:: Your objective ::
Return all lines where the word "Вашему" can be found.

:: Record set ::
────
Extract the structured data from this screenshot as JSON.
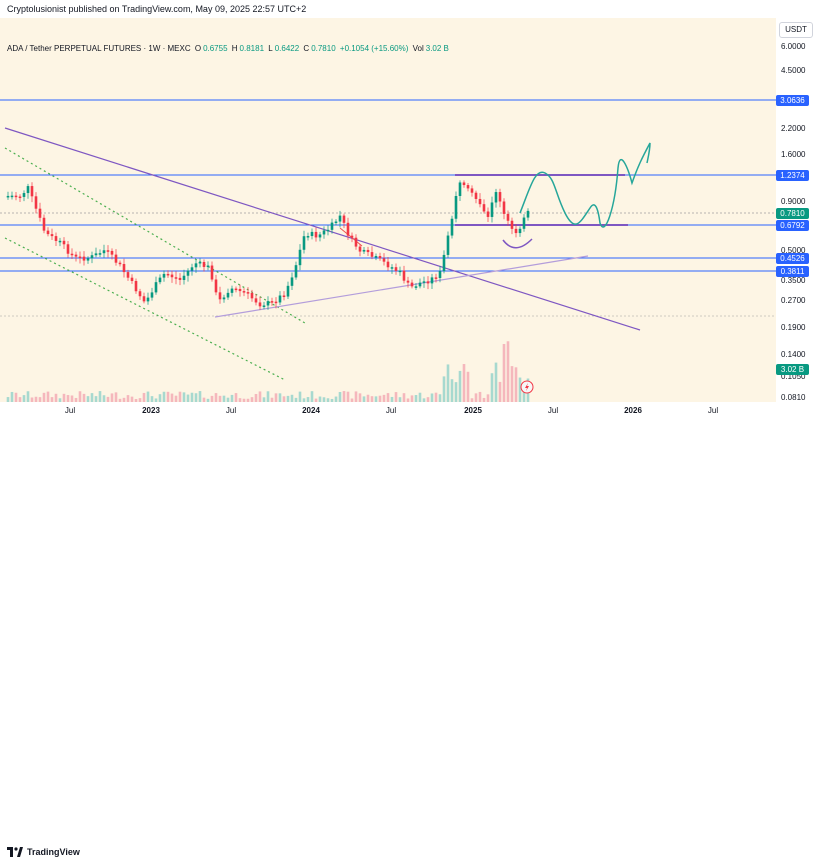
{
  "header": {
    "publisher_line": "Cryptolusionist published on TradingView.com, May 09, 2025 22:57 UTC+2"
  },
  "symbol": {
    "name": "ADA / Tether PERPETUAL FUTURES · 1W · MEXC",
    "o_label": "O",
    "o": "0.6755",
    "h_label": "H",
    "h": "0.8181",
    "l_label": "L",
    "l": "0.6422",
    "c_label": "C",
    "c": "0.7810",
    "change": "+0.1054 (+15.60%)",
    "vol_label": "Vol",
    "vol": "3.02 B"
  },
  "axis": {
    "currency": "USDT",
    "ticks": [
      "6.0000",
      "4.5000",
      "2.2000",
      "1.6000",
      "0.9000",
      "0.5000",
      "0.3500",
      "0.2700",
      "0.1900",
      "0.1400",
      "0.1050",
      "0.0810"
    ],
    "badges": [
      {
        "text": "3.0636",
        "color": "#2962ff"
      },
      {
        "text": "1.2374",
        "color": "#2962ff"
      },
      {
        "text": "0.7810",
        "color": "#089981"
      },
      {
        "text": "0.6792",
        "color": "#2962ff"
      },
      {
        "text": "0.4526",
        "color": "#2962ff"
      },
      {
        "text": "0.3811",
        "color": "#2962ff"
      },
      {
        "text": "3.02 B",
        "color": "#089981"
      }
    ]
  },
  "xaxis": {
    "labels": [
      "Jul",
      "2023",
      "Jul",
      "2024",
      "Jul",
      "2025",
      "Jul",
      "2026",
      "Jul"
    ]
  },
  "footer": {
    "brand": "TradingView"
  },
  "colors": {
    "up": "#089981",
    "down": "#f23645",
    "level_line": "#2962ff",
    "trend_line": "#7e57c2",
    "projection": "#26a69a",
    "support_dotted": "#4caf50"
  },
  "icons": {
    "logo": "tradingview-logo-icon",
    "flash": "lightning-icon"
  }
}
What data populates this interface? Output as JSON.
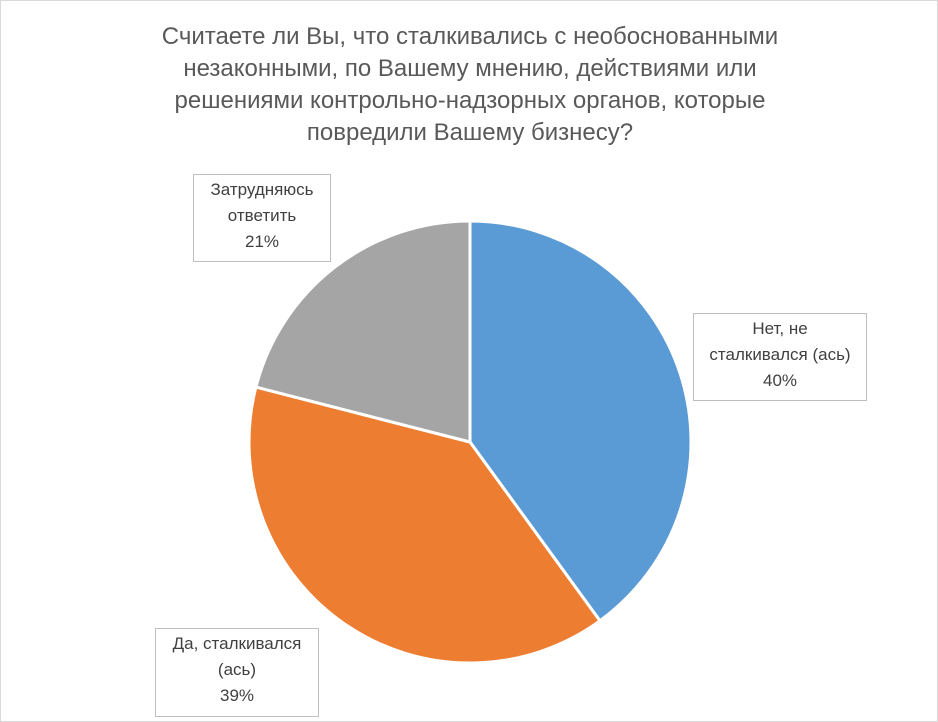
{
  "chart_data": {
    "type": "pie",
    "title_lines": [
      "Считаете ли Вы, что сталкивались с необоснованными",
      "незаконными, по Вашему мнению, действиями или",
      "решениями контрольно-надзорных органов, которые",
      "повредили Вашему бизнесу?"
    ],
    "slices": [
      {
        "label_lines": [
          "Нет, не",
          "сталкивался (ась)"
        ],
        "value": 40,
        "value_label": "40%",
        "color": "#5b9bd5"
      },
      {
        "label_lines": [
          "Да, сталкивался",
          "(ась)"
        ],
        "value": 39,
        "value_label": "39%",
        "color": "#ed7d31"
      },
      {
        "label_lines": [
          "Затрудняюсь",
          "ответить"
        ],
        "value": 21,
        "value_label": "21%",
        "color": "#a5a5a5"
      }
    ],
    "start_angle": "12 o'clock, clockwise",
    "legend": "none",
    "colors": {
      "separator": "#ffffff",
      "label_border": "#bfbfbf"
    }
  }
}
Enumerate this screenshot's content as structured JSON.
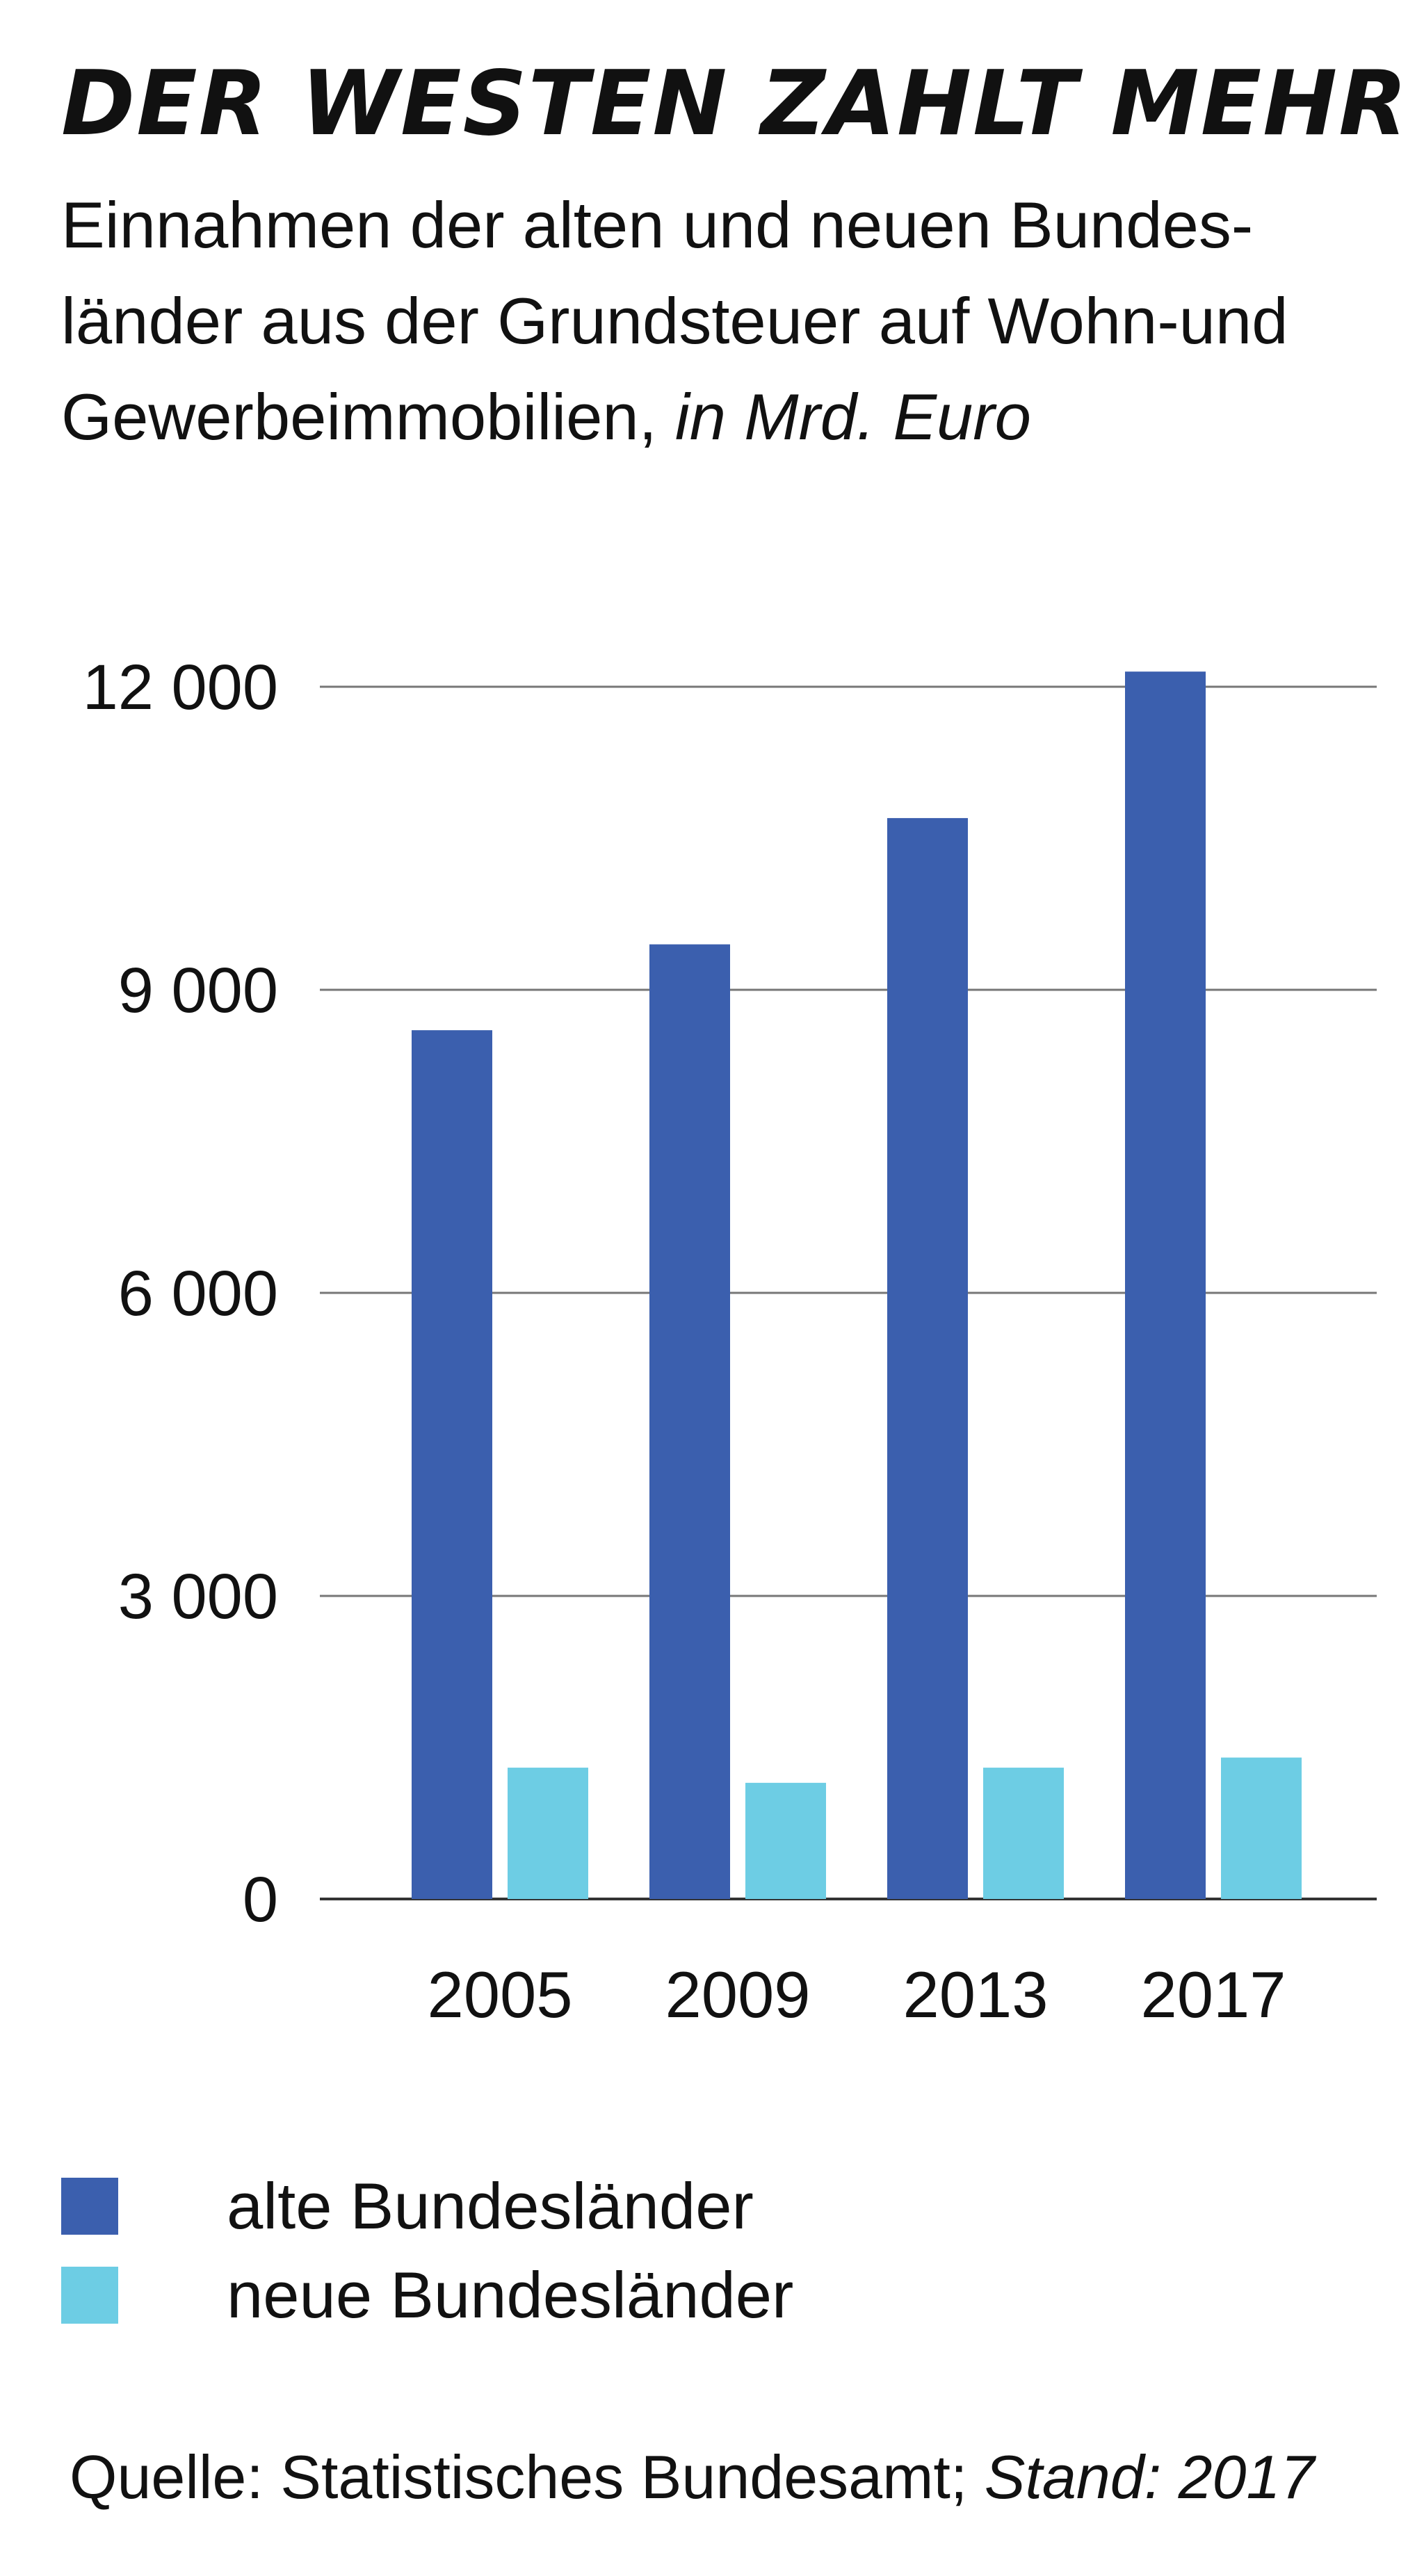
{
  "header": {
    "title": "DER WESTEN ZAHLT MEHR",
    "subtitle": "Einnahmen der alten und neuen Bundes-länder aus der Grundsteuer auf Wohn-und Gewerbeimmobilien,",
    "unit": "in Mrd. Euro"
  },
  "footer": {
    "source": "Quelle: Statistisches Bundesamt;",
    "stand": "Stand: 2017"
  },
  "chart_data": {
    "type": "bar",
    "title": "DER WESTEN ZAHLT MEHR",
    "xlabel": "",
    "ylabel": "",
    "categories": [
      "2005",
      "2009",
      "2013",
      "2017"
    ],
    "series": [
      {
        "name": "alte Bundesländer",
        "color": "#3b5fae",
        "values": [
          8600,
          9450,
          10700,
          12150
        ]
      },
      {
        "name": "neue Bundesländer",
        "color": "#6dcde4",
        "values": [
          1300,
          1150,
          1300,
          1400
        ]
      }
    ],
    "ylim": [
      0,
      12000
    ],
    "yticks": [
      0,
      3000,
      6000,
      9000,
      12000
    ],
    "ytick_labels": [
      "0",
      "3 000",
      "6 000",
      "9 000",
      "12 000"
    ],
    "grid": true,
    "legend_position": "bottom-left"
  }
}
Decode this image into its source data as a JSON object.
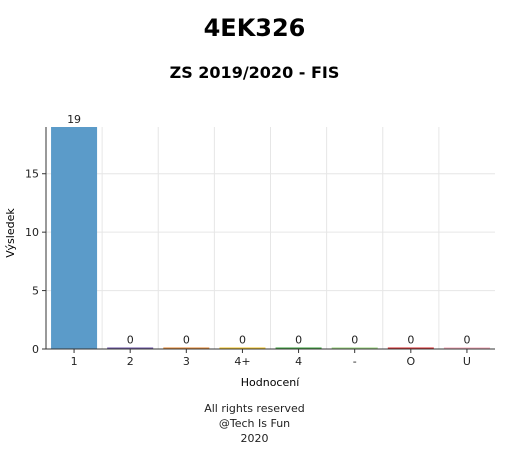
{
  "chart_data": {
    "type": "bar",
    "title": "4EK326",
    "subtitle": "ZS 2019/2020 - FIS",
    "xlabel": "Hodnocení",
    "ylabel": "Výsledek",
    "categories": [
      "1",
      "2",
      "3",
      "4+",
      "4",
      "-",
      "O",
      "U"
    ],
    "values": [
      19,
      0,
      0,
      0,
      0,
      0,
      0,
      0
    ],
    "colors": [
      "#5b9bc9",
      "#6a51a3",
      "#e6852c",
      "#f0c020",
      "#3aa03a",
      "#9ad57e",
      "#d62728",
      "#f7a8b8"
    ],
    "ylim": [
      0,
      19
    ],
    "yticks": [
      0,
      5,
      10,
      15
    ],
    "grid": true,
    "legend": "none"
  },
  "footer": {
    "line1": "All rights reserved",
    "line2": "@Tech Is Fun",
    "line3": "2020"
  }
}
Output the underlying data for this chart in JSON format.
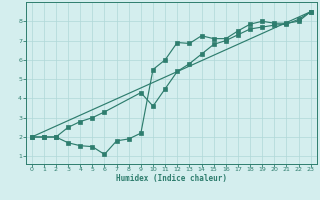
{
  "xlabel": "Humidex (Indice chaleur)",
  "bg_color": "#d4eeee",
  "grid_color": "#b0d8d8",
  "line_color": "#2e7d6e",
  "xlim": [
    -0.5,
    23.5
  ],
  "ylim": [
    0.6,
    9.0
  ],
  "yticks": [
    1,
    2,
    3,
    4,
    5,
    6,
    7,
    8
  ],
  "xticks": [
    0,
    1,
    2,
    3,
    4,
    5,
    6,
    7,
    8,
    9,
    10,
    11,
    12,
    13,
    14,
    15,
    16,
    17,
    18,
    19,
    20,
    21,
    22,
    23
  ],
  "line1_x": [
    0,
    1,
    2,
    3,
    4,
    5,
    6,
    7,
    8,
    9,
    10,
    11,
    12,
    13,
    14,
    15,
    16,
    17,
    18,
    19,
    20,
    21,
    22,
    23
  ],
  "line1_y": [
    2.0,
    2.0,
    2.0,
    1.7,
    1.55,
    1.5,
    1.1,
    1.8,
    1.9,
    2.2,
    5.5,
    6.0,
    6.9,
    6.85,
    7.25,
    7.1,
    7.1,
    7.5,
    7.85,
    8.0,
    7.9,
    7.9,
    8.0,
    8.5
  ],
  "line2_x": [
    0,
    1,
    2,
    3,
    4,
    5,
    6,
    9,
    10,
    11,
    12,
    13,
    14,
    15,
    16,
    17,
    18,
    19,
    20,
    21,
    22,
    23
  ],
  "line2_y": [
    2.0,
    2.0,
    2.0,
    2.5,
    2.8,
    3.0,
    3.3,
    4.3,
    3.6,
    4.5,
    5.4,
    5.8,
    6.3,
    6.8,
    7.0,
    7.3,
    7.6,
    7.7,
    7.8,
    7.85,
    8.1,
    8.5
  ],
  "line3_x": [
    0,
    23
  ],
  "line3_y": [
    2.0,
    8.5
  ]
}
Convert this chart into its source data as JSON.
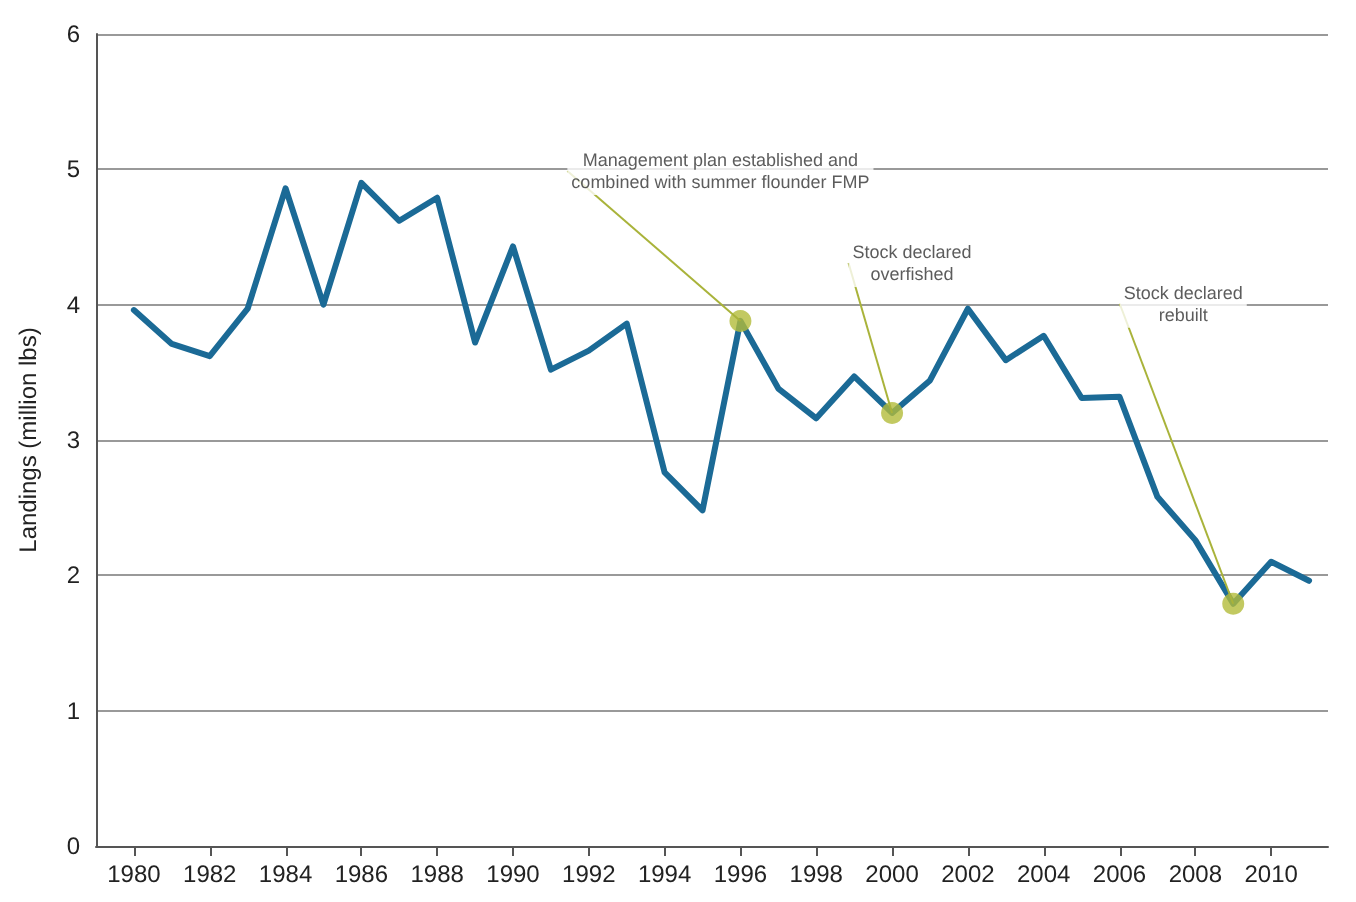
────
:: Worked solution ::
      "незаконными, по Вашему мнению, действиями или",
      "повредили Вашему бизнесу?"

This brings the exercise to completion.